-- Begin RECORDS FOR THE EXERCISE --

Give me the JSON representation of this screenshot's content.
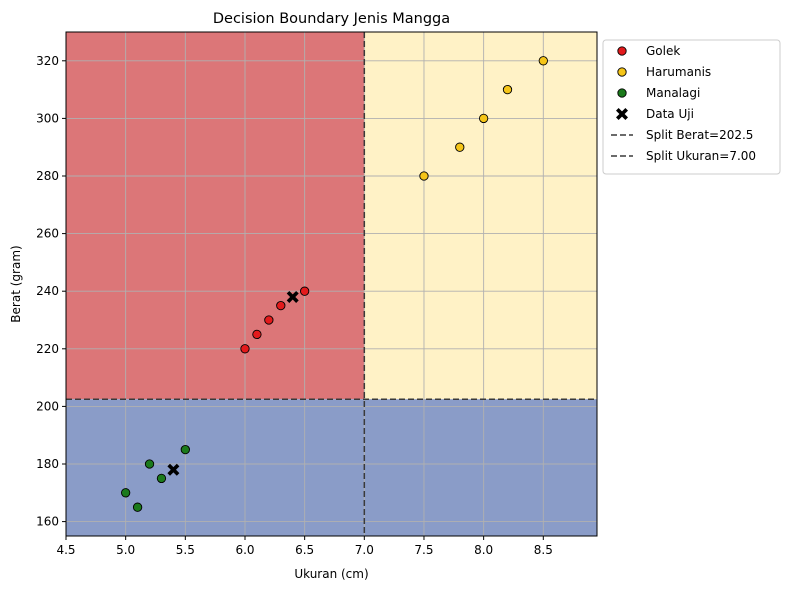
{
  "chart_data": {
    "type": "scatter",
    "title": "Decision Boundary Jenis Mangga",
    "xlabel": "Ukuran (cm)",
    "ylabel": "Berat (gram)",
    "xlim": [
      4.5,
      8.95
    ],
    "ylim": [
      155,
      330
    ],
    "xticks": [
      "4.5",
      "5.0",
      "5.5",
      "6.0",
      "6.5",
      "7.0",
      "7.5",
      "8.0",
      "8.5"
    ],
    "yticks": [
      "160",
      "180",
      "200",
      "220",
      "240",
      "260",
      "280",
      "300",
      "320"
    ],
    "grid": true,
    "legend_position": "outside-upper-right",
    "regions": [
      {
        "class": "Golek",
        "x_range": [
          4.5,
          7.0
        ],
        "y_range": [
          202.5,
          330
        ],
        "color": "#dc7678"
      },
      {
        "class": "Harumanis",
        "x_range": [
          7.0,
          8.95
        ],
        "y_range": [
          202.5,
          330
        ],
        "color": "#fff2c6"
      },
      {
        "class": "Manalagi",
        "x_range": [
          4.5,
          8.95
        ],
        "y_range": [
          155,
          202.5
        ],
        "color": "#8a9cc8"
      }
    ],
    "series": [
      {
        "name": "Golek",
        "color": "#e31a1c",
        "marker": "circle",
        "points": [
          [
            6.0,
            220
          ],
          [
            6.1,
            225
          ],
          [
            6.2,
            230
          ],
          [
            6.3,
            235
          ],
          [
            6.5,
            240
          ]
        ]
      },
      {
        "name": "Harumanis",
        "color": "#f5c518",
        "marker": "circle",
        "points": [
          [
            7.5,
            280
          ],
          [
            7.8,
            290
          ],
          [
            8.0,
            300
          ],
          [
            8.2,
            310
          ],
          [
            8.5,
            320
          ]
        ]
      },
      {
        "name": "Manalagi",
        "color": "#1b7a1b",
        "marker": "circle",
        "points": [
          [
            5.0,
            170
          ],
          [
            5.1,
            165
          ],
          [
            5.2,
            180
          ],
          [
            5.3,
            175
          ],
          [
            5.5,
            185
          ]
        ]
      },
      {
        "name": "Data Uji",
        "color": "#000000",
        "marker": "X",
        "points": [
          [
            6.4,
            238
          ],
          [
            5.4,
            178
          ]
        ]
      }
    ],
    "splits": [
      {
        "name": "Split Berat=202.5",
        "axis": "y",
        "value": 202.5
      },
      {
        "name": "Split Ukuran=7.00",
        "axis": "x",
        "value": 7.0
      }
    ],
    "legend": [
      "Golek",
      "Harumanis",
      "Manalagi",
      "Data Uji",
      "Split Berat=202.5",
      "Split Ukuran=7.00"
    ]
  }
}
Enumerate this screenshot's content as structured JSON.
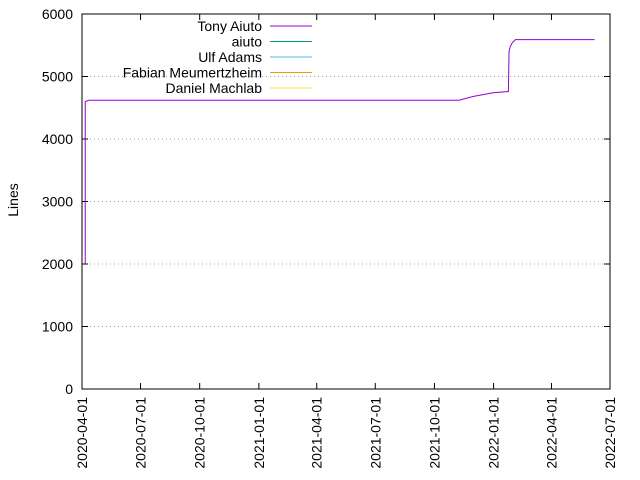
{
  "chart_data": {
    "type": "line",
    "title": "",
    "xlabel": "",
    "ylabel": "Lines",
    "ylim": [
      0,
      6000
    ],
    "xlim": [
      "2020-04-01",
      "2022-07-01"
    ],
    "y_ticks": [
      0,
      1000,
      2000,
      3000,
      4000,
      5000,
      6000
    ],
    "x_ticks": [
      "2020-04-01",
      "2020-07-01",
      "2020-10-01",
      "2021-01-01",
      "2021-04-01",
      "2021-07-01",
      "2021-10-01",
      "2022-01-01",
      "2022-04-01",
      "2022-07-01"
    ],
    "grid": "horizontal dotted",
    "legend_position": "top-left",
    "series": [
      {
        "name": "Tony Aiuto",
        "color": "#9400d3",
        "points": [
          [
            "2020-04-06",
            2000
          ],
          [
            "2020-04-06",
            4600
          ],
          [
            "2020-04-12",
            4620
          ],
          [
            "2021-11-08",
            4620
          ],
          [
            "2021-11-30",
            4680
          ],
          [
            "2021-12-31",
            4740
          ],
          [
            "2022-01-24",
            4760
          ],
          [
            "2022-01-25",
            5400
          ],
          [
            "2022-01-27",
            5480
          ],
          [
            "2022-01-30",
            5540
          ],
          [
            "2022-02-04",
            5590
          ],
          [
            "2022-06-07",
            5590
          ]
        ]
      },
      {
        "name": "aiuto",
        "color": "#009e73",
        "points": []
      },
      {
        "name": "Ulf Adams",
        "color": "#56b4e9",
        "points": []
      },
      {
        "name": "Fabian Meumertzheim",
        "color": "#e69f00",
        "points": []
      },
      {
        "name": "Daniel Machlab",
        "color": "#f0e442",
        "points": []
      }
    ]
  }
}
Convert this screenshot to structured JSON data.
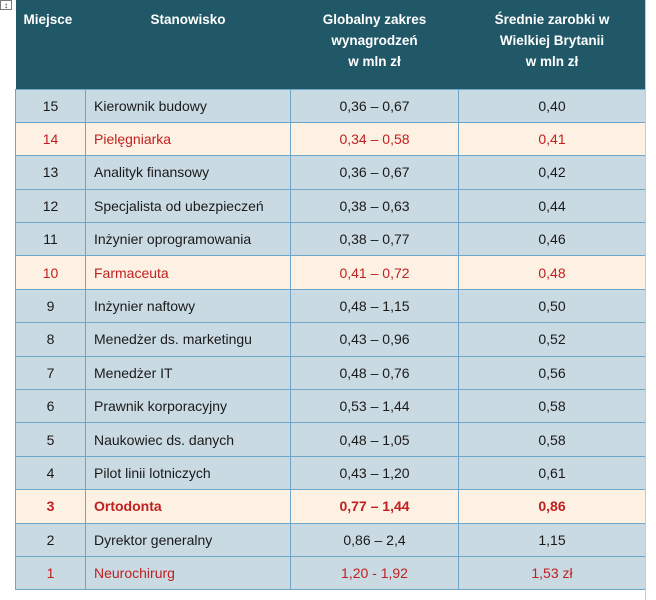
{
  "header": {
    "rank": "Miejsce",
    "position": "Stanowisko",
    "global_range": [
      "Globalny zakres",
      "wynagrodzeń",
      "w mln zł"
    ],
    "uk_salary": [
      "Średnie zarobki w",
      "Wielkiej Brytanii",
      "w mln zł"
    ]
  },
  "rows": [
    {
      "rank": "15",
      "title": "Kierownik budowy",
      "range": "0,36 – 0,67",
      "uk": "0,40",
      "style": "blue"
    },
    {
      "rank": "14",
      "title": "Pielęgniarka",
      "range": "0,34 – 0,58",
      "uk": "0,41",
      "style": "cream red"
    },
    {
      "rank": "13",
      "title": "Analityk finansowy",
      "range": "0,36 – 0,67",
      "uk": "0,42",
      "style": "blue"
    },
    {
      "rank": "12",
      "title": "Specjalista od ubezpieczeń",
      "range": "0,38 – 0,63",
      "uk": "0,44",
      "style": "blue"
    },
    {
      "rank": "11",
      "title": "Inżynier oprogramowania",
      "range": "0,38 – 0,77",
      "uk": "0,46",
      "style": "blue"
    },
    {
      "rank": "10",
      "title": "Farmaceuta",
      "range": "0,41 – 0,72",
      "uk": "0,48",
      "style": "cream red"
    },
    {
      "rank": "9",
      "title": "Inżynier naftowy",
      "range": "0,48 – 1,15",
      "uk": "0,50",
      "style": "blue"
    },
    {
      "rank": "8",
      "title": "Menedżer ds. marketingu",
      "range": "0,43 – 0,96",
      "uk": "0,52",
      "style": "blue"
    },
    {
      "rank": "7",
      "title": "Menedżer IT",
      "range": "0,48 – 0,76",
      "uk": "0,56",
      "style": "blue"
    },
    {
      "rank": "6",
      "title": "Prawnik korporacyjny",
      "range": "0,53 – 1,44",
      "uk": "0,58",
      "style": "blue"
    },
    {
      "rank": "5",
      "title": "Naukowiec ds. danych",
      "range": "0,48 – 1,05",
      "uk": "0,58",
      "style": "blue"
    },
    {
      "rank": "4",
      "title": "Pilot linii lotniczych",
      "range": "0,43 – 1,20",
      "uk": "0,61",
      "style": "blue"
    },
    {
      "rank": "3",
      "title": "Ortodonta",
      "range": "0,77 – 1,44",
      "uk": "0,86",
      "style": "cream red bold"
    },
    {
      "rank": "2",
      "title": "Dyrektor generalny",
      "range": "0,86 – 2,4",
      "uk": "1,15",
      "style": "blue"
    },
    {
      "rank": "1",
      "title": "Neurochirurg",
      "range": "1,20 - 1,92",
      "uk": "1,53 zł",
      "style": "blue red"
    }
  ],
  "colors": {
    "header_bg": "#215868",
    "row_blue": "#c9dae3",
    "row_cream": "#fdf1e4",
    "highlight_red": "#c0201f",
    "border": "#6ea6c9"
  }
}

-- End RECORDS FOR THE EXERCISE --

Of the lines in the entries above, how many include "name"? Only the number should be given.

11